__Given task__. Set down each line of the data below exactly as it stands, dropping the pictures.

__Given records__.
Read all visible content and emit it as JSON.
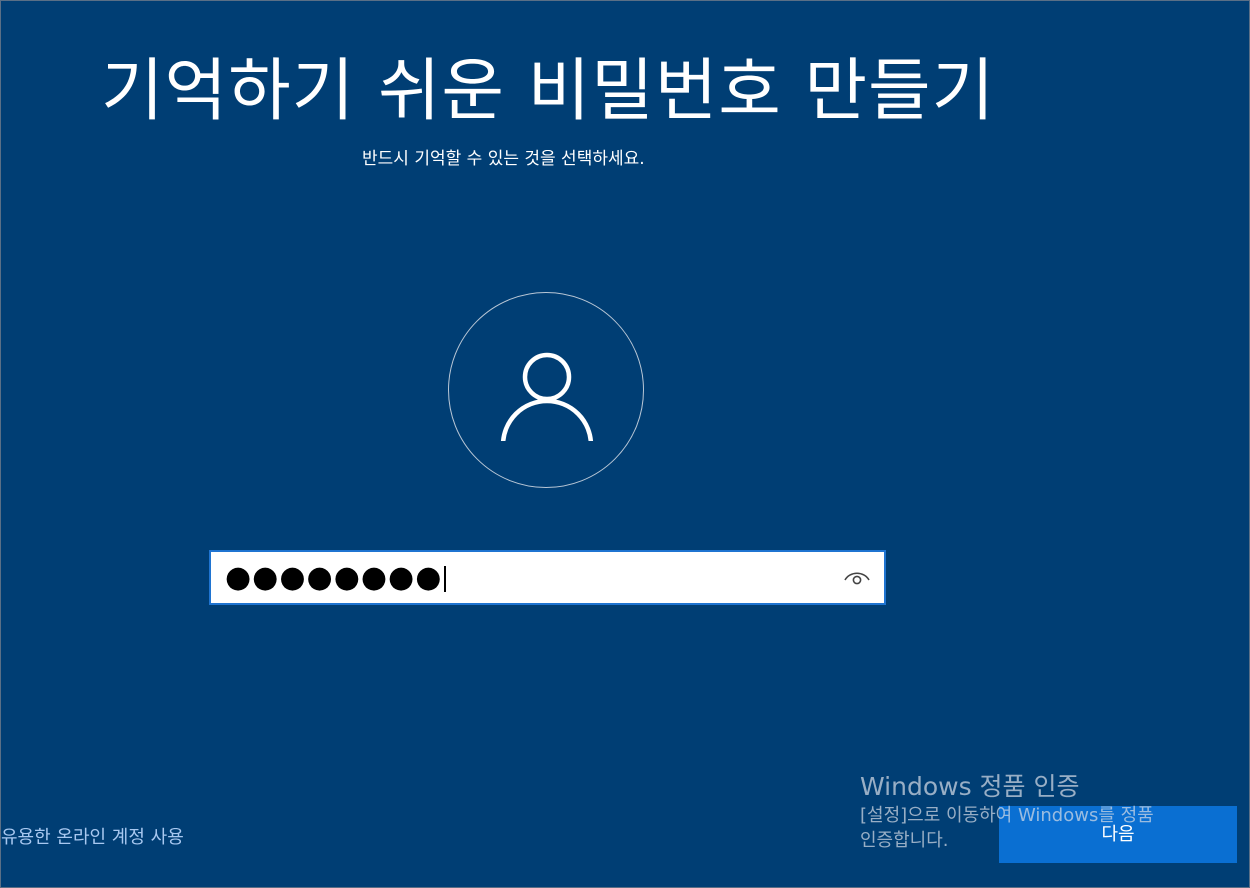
{
  "header": {
    "title": "기억하기 쉬운 비밀번호 만들기",
    "subtitle": "반드시 기억할 수 있는 것을 선택하세요."
  },
  "avatar": {
    "icon": "user-icon"
  },
  "password": {
    "masked_value": "●●●●●●●●",
    "reveal_icon": "eye-icon"
  },
  "footer": {
    "alt_account_link": "유용한 온라인 계정 사용",
    "next_button": "다음"
  },
  "watermark": {
    "title": "Windows 정품 인증",
    "line1": "[설정]으로 이동하여 Windows를 정품",
    "line2": "인증합니다."
  },
  "colors": {
    "background": "#003e74",
    "accent": "#0a6fd2",
    "input_border": "#1f74d1"
  }
}
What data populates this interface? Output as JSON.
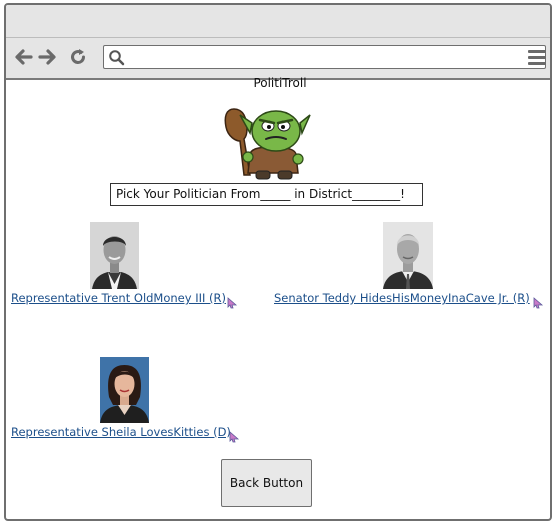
{
  "browser": {
    "address_value": "",
    "icons": [
      "back-arrow-icon",
      "forward-arrow-icon",
      "refresh-icon",
      "search-icon",
      "hamburger-menu-icon"
    ]
  },
  "page": {
    "title": "PolitiTroll",
    "prompt": "Pick Your Politician From_____ in District________!",
    "mascot_icon": "troll-mascot"
  },
  "politicians": [
    {
      "label": "Representative Trent OldMoney III (R)"
    },
    {
      "label": "Senator Teddy HidesHisMoneyInaCave Jr. (R)"
    },
    {
      "label": "Representative Sheila LovesKitties (D)"
    }
  ],
  "back_button": {
    "label": "Back Button"
  },
  "colors": {
    "link": "#1c4f8a",
    "chrome": "#e5e5e5",
    "mascot_green": "#79b848"
  }
}
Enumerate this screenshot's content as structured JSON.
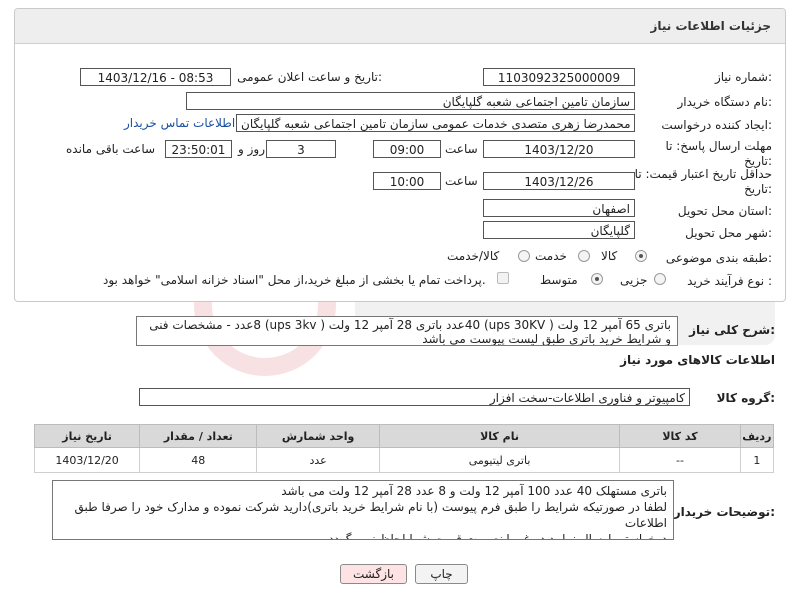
{
  "header": {
    "title": "جزئیات اطلاعات نیاز"
  },
  "fields": {
    "need_number_label": "شماره نیاز:",
    "need_number": "1103092325000009",
    "announce_label": "تاریخ و ساعت اعلان عمومی:",
    "announce_value": "1403/12/16 - 08:53",
    "buyer_label": "نام دستگاه خریدار:",
    "buyer_value": "سازمان تامین اجتماعی شعبه گلپایگان",
    "creator_label": "ایجاد کننده درخواست:",
    "creator_value": "محمدرضا زهری متصدی خدمات عمومی سازمان تامین اجتماعی شعبه گلپایگان",
    "contact_link": "اطلاعات تماس خریدار",
    "deadline_label": "مهلت ارسال پاسخ: تا تاریخ:",
    "deadline_date": "1403/12/20",
    "time_label": "ساعت",
    "deadline_time": "09:00",
    "days_value": "3",
    "days_label": "روز و",
    "remaining_time": "23:50:01",
    "remaining_label": "ساعت باقی مانده",
    "validity_label": "حداقل تاریخ اعتبار قیمت: تا تاریخ:",
    "validity_date": "1403/12/26",
    "validity_time": "10:00",
    "province_label": "استان محل تحویل:",
    "province_value": "اصفهان",
    "city_label": "شهر محل تحویل:",
    "city_value": "گلپایگان",
    "category_label": "طبقه بندی موضوعی:",
    "category_options": [
      "کالا",
      "خدمت",
      "کالا/خدمت"
    ],
    "category_selected": "کالا",
    "process_label": "نوع فرآیند خرید :",
    "process_options": [
      "جزیی",
      "متوسط"
    ],
    "process_selected": "متوسط",
    "payment_note": "پرداخت تمام یا بخشی از مبلغ خرید،از محل \"اسناد خزانه اسلامی\" خواهد بود."
  },
  "summary": {
    "label": "شرح کلی نیاز:",
    "text": "باتری 65 آمپر 12 ولت ( ups 30KV) 40عدد باتری 28 آمپر 12 ولت ( ups 3kv) 8عدد - مشخصات فنی و شرایط خرید باتری طبق لیست پیوست می باشد"
  },
  "goods": {
    "section_title": "اطلاعات کالاهای مورد نیاز",
    "group_label": "گروه کالا:",
    "group_value": "کامپیوتر و فناوری اطلاعات-سخت افزار",
    "columns": [
      "ردیف",
      "کد کالا",
      "نام کالا",
      "واحد شمارش",
      "تعداد / مقدار",
      "تاریخ نیاز"
    ],
    "rows": [
      [
        "1",
        "--",
        "باتری لیتیومی",
        "عدد",
        "48",
        "1403/12/20"
      ]
    ]
  },
  "buyer_notes": {
    "label": "توضیحات خریدار:",
    "lines": [
      "باتری مستهلک 40 عدد 100 آمپر 12 ولت و 8 عدد 28 آمپر 12 ولت می باشد",
      "لطفا در صورتیکه شرایط را طبق فرم پیوست (با نام شرایط خرید باتری)دارید شرکت نموده و مدارک خود را صرفا طبق اطلاعات",
      "درخواستی ارسال نمایید در غیر اینصورت قیمت شما لحاظ نمی گردد"
    ]
  },
  "buttons": {
    "print": "چاپ",
    "back": "بازگشت"
  },
  "colors": {
    "link": "#1a4fa0",
    "back_button_bg": "#fde3e3",
    "header_bg": "#eeeeee",
    "table_header_bg": "#d9d9d9"
  }
}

__Output for this task__.
Read all visible content and emit it as JSON.
{
  "header": {
    "title": "기억하기 쉬운 비밀번호 만들기",
    "subtitle": "반드시 기억할 수 있는 것을 선택하세요."
  },
  "avatar": {
    "icon": "user-icon"
  },
  "password": {
    "masked_value": "●●●●●●●●",
    "reveal_icon": "eye-icon"
  },
  "footer": {
    "alt_account_link": "유용한 온라인 계정 사용",
    "next_button": "다음"
  },
  "watermark": {
    "title": "Windows 정품 인증",
    "line1": "[설정]으로 이동하여 Windows를 정품",
    "line2": "인증합니다."
  },
  "colors": {
    "background": "#003e74",
    "accent": "#0a6fd2",
    "input_border": "#1f74d1"
  }
}
What data populates this interface? Output as JSON.
{
  "browser": {
    "address_value": "",
    "icons": [
      "back-arrow-icon",
      "forward-arrow-icon",
      "refresh-icon",
      "search-icon",
      "hamburger-menu-icon"
    ]
  },
  "page": {
    "title": "PolitiTroll",
    "prompt": "Pick Your Politician From_____ in District________!",
    "mascot_icon": "troll-mascot"
  },
  "politicians": [
    {
      "label": "Representative Trent OldMoney III (R)"
    },
    {
      "label": "Senator Teddy HidesHisMoneyInaCave Jr. (R)"
    },
    {
      "label": "Representative Sheila LovesKitties (D)"
    }
  ],
  "back_button": {
    "label": "Back Button"
  },
  "colors": {
    "link": "#1c4f8a",
    "chrome": "#e5e5e5",
    "mascot_green": "#79b848"
  }
}
Enumerate this screenshot's content as structured JSON.
{
  "header": {
    "title": "جزئیات اطلاعات نیاز"
  },
  "fields": {
    "need_number_label": "شماره نیاز:",
    "need_number": "1103092325000009",
    "announce_label": "تاریخ و ساعت اعلان عمومی:",
    "announce_value": "1403/12/16 - 08:53",
    "buyer_label": "نام دستگاه خریدار:",
    "buyer_value": "سازمان تامین اجتماعی شعبه گلپایگان",
    "creator_label": "ایجاد کننده درخواست:",
    "creator_value": "محمدرضا زهری متصدی خدمات عمومی سازمان تامین اجتماعی شعبه گلپایگان",
    "contact_link": "اطلاعات تماس خریدار",
    "deadline_label": "مهلت ارسال پاسخ: تا تاریخ:",
    "deadline_date": "1403/12/20",
    "time_label": "ساعت",
    "deadline_time": "09:00",
    "days_value": "3",
    "days_label": "روز و",
    "remaining_time": "23:50:01",
    "remaining_label": "ساعت باقی مانده",
    "validity_label": "حداقل تاریخ اعتبار قیمت: تا تاریخ:",
    "validity_date": "1403/12/26",
    "validity_time": "10:00",
    "province_label": "استان محل تحویل:",
    "province_value": "اصفهان",
    "city_label": "شهر محل تحویل:",
    "city_value": "گلپایگان",
    "category_label": "طبقه بندی موضوعی:",
    "category_options": [
      "کالا",
      "خدمت",
      "کالا/خدمت"
    ],
    "category_selected": "کالا",
    "process_label": "نوع فرآیند خرید :",
    "process_options": [
      "جزیی",
      "متوسط"
    ],
    "process_selected": "متوسط",
    "payment_note": "پرداخت تمام یا بخشی از مبلغ خرید،از محل \"اسناد خزانه اسلامی\" خواهد بود."
  },
  "summary": {
    "label": "شرح کلی نیاز:",
    "text": "باتری 65 آمپر 12 ولت ( ups 30KV) 40عدد باتری 28 آمپر 12 ولت ( ups 3kv) 8عدد - مشخصات فنی و شرایط خرید باتری طبق لیست پیوست می باشد"
  },
  "goods": {
    "section_title": "اطلاعات کالاهای مورد نیاز",
    "group_label": "گروه کالا:",
    "group_value": "کامپیوتر و فناوری اطلاعات-سخت افزار",
    "columns": [
      "ردیف",
      "کد کالا",
      "نام کالا",
      "واحد شمارش",
      "تعداد / مقدار",
      "تاریخ نیاز"
    ],
    "rows": [
      [
        "1",
        "--",
        "باتری لیتیومی",
        "عدد",
        "48",
        "1403/12/20"
      ]
    ]
  },
  "buyer_notes": {
    "label": "توضیحات خریدار:",
    "lines": [
      "باتری مستهلک 40 عدد 100 آمپر 12 ولت و 8 عدد 28 آمپر 12 ولت می باشد",
      "لطفا در صورتیکه شرایط را طبق فرم پیوست (با نام شرایط خرید باتری)دارید شرکت نموده و مدارک خود را صرفا طبق اطلاعات",
      "درخواستی ارسال نمایید در غیر اینصورت قیمت شما لحاظ نمی گردد"
    ]
  },
  "buttons": {
    "print": "چاپ",
    "back": "بازگشت"
  },
  "colors": {
    "link": "#1a4fa0",
    "back_button_bg": "#fde3e3",
    "header_bg": "#eeeeee",
    "table_header_bg": "#d9d9d9"
  }
}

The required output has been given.